Exercise description » Write out the full listing again, exactly as it stands.

Rows »
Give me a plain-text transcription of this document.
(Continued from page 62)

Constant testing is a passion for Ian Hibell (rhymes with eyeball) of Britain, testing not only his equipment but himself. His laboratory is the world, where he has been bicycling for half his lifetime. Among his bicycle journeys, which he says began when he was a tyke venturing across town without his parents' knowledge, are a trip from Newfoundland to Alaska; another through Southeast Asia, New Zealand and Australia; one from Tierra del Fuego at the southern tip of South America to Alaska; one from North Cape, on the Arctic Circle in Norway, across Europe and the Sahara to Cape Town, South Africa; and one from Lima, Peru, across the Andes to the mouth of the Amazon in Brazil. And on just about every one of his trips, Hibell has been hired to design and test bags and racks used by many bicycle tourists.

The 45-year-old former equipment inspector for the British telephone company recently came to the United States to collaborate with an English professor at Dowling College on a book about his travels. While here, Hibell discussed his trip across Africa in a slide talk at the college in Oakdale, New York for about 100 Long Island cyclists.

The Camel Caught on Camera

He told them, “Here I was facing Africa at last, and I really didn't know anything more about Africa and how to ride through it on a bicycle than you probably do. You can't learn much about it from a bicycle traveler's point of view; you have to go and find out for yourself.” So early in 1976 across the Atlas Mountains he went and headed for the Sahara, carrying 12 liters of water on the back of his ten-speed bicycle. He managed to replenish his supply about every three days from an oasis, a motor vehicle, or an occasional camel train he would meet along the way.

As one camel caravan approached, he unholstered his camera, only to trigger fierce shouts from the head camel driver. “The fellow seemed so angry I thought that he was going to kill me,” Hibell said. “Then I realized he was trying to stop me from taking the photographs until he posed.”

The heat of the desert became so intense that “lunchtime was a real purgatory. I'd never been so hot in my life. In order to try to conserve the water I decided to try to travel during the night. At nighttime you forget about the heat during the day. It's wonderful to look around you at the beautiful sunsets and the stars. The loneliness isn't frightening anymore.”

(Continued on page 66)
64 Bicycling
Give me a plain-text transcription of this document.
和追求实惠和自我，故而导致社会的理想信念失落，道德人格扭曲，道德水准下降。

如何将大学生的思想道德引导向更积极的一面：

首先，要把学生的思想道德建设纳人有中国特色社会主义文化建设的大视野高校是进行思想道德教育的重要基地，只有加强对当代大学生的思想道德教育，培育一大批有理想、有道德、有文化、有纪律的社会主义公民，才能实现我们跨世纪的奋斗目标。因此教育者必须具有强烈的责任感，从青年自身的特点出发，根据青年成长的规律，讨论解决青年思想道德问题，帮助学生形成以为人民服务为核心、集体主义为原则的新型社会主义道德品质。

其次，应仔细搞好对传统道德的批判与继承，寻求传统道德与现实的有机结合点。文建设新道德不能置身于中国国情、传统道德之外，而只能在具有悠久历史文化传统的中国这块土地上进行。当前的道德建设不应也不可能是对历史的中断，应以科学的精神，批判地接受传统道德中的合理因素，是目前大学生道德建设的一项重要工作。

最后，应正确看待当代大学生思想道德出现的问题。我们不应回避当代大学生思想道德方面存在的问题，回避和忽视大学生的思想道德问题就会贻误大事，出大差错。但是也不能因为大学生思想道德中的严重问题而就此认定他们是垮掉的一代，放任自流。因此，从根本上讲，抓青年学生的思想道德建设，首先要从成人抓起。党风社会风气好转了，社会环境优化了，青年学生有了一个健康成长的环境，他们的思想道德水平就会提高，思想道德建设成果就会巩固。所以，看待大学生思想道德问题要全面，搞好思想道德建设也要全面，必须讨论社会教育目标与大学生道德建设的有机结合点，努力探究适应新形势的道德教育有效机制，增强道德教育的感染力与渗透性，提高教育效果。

Problem solution »
Give me a plain-text transcription of this document.
(Continued from page 62)

Constant testing is a passion for Ian Hibell (rhymes with eyeball) of Britain, testing not only his equipment but himself. His laboratory is the world, where he has been bicycling for half his lifetime. Among his bicycle journeys, which he says began when he was a tyke venturing across town without his parents' knowledge, are a trip from Newfoundland to Alaska; another through Southeast Asia, New Zealand and Australia; one from Tierra del Fuego at the southern tip of South America to Alaska; one from North Cape, on the Arctic Circle in Norway, across Europe and the Sahara to Cape Town, South Africa; and one from Lima, Peru, across the Andes to the mouth of the Amazon in Brazil. And on just about every one of his trips, Hibell has been hired to design and test bags and racks used by many bicycle tourists.

The 45-year-old former equipment inspector for the British telephone company recently came to the United States to collaborate with an English professor at Dowling College on a book about his travels. While here, Hibell discussed his trip across Africa in a slide talk at the college in Oakdale, New York for about 100 Long Island cyclists.

The Camel Caught on Camera

He told them, “Here I was facing Africa at last, and I really didn't know anything more about Africa and how to ride through it on a bicycle than you probably do. You can't learn much about it from a bicycle traveler's point of view; you have to go and find out for yourself.” So early in 1976 across the Atlas Mountains he went and headed for the Sahara, carrying 12 liters of water on the back of his ten-speed bicycle. He managed to replenish his supply about every three days from an oasis, a motor vehicle, or an occasional camel train he would meet along the way.

As one camel caravan approached, he unholstered his camera, only to trigger fierce shouts from the head camel driver. “The fellow seemed so angry I thought that he was going to kill me,” Hibell said. “Then I realized he was trying to stop me from taking the photographs until he posed.”

The heat of the desert became so intense that “lunchtime was a real purgatory. I'd never been so hot in my life. In order to try to conserve the water I decided to try to travel during the night. At nighttime you forget about the heat during the day. It's wonderful to look around you at the beautiful sunsets and the stars. The loneliness isn't frightening anymore.”

(Continued on page 66)
64 Bicycling
Give me a plain-text transcription of this document.
和追求实惠和自我，故而导致社会的理想信念失落，道德人格扭曲，道德水准下降。

如何将大学生的思想道德引导向更积极的一面：

首先，要把学生的思想道德建设纳人有中国特色社会主义文化建设的大视野高校是进行思想道德教育的重要基地，只有加强对当代大学生的思想道德教育，培育一大批有理想、有道德、有文化、有纪律的社会主义公民，才能实现我们跨世纪的奋斗目标。因此教育者必须具有强烈的责任感，从青年自身的特点出发，根据青年成长的规律，讨论解决青年思想道德问题，帮助学生形成以为人民服务为核心、集体主义为原则的新型社会主义道德品质。

其次，应仔细搞好对传统道德的批判与继承，寻求传统道德与现实的有机结合点。文建设新道德不能置身于中国国情、传统道德之外，而只能在具有悠久历史文化传统的中国这块土地上进行。当前的道德建设不应也不可能是对历史的中断，应以科学的精神，批判地接受传统道德中的合理因素，是目前大学生道德建设的一项重要工作。

最后，应正确看待当代大学生思想道德出现的问题。我们不应回避当代大学生思想道德方面存在的问题，回避和忽视大学生的思想道德问题就会贻误大事，出大差错。但是也不能因为大学生思想道德中的严重问题而就此认定他们是垮掉的一代，放任自流。因此，从根本上讲，抓青年学生的思想道德建设，首先要从成人抓起。党风社会风气好转了，社会环境优化了，青年学生有了一个健康成长的环境，他们的思想道德水平就会提高，思想道德建设成果就会巩固。所以，看待大学生思想道德问题要全面，搞好思想道德建设也要全面，必须讨论社会教育目标与大学生道德建设的有机结合点，努力探究适应新形势的道德教育有效机制，增强道德教育的感染力与渗透性，提高教育效果。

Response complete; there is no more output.